> _Exercise brief_
For each line below that contains the string "ひろせK", copy that line.

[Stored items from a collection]

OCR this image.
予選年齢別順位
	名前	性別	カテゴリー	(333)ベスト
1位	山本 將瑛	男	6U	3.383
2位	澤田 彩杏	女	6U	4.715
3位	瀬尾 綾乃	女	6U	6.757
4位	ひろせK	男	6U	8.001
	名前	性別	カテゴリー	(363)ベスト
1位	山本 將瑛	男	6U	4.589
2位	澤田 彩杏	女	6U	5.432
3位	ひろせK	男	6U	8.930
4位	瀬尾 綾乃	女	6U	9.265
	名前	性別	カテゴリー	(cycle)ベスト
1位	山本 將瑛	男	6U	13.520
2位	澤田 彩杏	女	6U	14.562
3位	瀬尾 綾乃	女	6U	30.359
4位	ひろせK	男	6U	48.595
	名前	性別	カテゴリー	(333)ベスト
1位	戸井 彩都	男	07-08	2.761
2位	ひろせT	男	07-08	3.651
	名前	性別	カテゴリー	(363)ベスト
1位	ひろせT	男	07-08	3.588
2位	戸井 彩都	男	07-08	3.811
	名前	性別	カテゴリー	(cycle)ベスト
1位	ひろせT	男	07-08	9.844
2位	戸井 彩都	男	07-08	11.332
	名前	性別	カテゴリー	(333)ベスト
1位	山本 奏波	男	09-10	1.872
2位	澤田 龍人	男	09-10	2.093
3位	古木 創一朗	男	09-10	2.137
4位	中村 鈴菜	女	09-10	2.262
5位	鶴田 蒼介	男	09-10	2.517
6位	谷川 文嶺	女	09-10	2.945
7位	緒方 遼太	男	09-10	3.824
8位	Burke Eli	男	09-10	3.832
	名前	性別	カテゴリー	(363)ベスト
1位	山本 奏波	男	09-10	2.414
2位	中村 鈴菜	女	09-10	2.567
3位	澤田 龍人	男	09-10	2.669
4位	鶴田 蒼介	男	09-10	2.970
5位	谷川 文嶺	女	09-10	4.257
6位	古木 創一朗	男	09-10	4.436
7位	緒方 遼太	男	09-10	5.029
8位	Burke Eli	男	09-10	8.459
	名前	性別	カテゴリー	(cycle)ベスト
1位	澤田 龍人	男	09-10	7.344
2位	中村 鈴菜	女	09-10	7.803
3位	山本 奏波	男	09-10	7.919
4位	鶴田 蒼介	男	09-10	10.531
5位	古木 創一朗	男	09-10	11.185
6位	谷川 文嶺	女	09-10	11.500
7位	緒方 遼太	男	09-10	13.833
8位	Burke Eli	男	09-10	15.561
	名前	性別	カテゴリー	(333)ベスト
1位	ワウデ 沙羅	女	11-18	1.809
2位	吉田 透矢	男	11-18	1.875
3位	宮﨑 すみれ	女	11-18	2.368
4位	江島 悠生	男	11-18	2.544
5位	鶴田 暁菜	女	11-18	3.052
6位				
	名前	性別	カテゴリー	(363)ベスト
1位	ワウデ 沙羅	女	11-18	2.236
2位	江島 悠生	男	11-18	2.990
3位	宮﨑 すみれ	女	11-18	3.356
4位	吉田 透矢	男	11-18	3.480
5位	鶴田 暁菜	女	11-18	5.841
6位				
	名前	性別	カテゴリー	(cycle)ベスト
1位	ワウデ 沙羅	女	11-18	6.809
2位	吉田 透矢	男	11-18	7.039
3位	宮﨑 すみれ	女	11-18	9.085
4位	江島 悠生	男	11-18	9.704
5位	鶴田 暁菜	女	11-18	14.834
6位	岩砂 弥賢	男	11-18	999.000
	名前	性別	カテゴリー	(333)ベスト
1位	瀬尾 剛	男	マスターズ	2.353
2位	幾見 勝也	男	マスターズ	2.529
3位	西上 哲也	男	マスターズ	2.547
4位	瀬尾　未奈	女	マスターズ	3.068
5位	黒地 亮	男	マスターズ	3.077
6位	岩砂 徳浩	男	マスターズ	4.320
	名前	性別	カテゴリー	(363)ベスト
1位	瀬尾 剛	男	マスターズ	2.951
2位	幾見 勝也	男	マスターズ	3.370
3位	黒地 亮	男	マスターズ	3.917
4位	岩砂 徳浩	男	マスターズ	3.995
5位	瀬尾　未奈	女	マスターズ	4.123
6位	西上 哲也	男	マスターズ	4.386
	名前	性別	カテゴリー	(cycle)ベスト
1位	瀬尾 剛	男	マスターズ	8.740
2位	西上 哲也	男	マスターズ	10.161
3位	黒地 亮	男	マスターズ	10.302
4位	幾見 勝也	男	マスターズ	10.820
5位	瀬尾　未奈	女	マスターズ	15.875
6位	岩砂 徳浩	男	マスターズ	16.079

> _Final result_
4位	ひろせK	男	6U	8.001
3位	ひろせK	男	6U	8.930
4位	ひろせK	男	6U	48.595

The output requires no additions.